Feel free to list every single bad trade I made in the last 28 years.

---

Raccoons (41-64) @ Falcons (59-44) – August 1-3, 2005

We will now start our intense roadtrip, four cities with 15 games in 14 days, with another three at home against the Capitals directly after that. It’s even worse in this week, when we will have to play a 5-game series on the weekend in Indy. We will need an additional starter from AAA (Watanabe anyone?). But before we will buckle and break for good, we will start with a 3-game set in Charlotte, where the Falcons, who are sixth in runs scored, second in runs allowed, and one game behind the Thunder in the Southern Division. We have so far split our six games between another.

Projected matchups:
Ralph Ford (3-8, 4.33 ERA) vs. Dylan Jones (10-8, 4.06 ERA)
Ben Carlson (3-8, 3.67 ERA) vs. Rodrigo Gomez (5-6, 3.96 ERA)
Tim Webster (1-2, 3.43 ERA) vs. Lewis Donaldson (13-2, 1.99 ERA)

We DFA’ed Beairsto on Sunday, and have an open roster spot. We are currently an infielder short. Alejandro Rojas was brought up for a few days, but we will replace him with a starting pitcher before the Falcons series.

**Data**
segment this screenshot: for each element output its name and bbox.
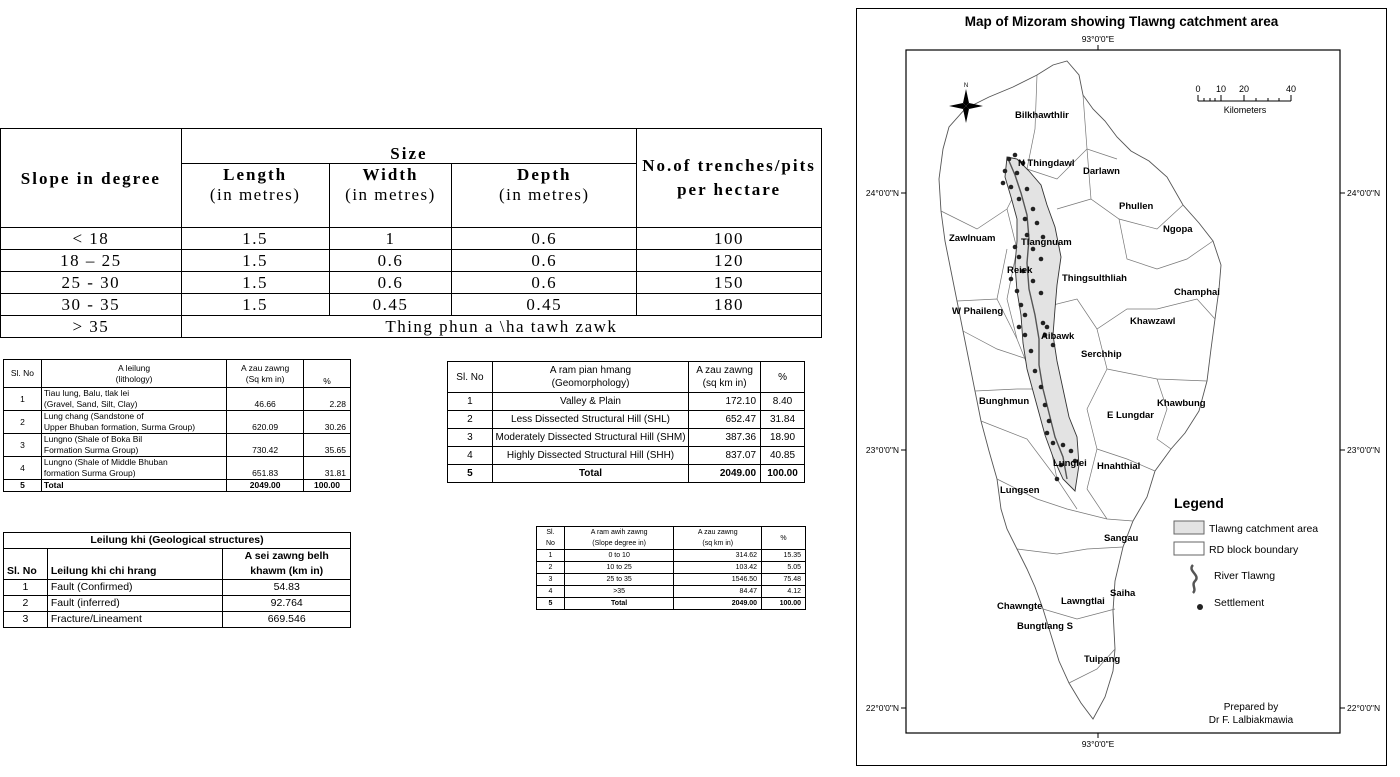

**To-do list**
a) In the Raccoons series preview, repeat the passage starting at "We will now" and ending at "games between another.", but switch "roadtrip" to "road trip".
b) According to the Raccoons series preview, why will the team need an additional starter from AAA?

**Results of the tasks**
a)
We will now start our intense road trip, four cities with 15 games in 14 days, with another three at home against the Capitals directly after that. It’s even worse in this week, when we will have to play a 5-game series on the weekend in Indy. We will need an additional starter from AAA (Watanabe anyone?). But before we will buckle and break for good, we will start with a 3-game set in Charlotte, where the Falcons, who are sixth in runs scored, second in runs allowed, and one game behind the Thunder in the Southern Division. We have so far split our six games between another.

b) The team is starting an intense road trip of 15 games in 14 days across four cities. This week is even worse because it includes a 5-game weekend series in Indy.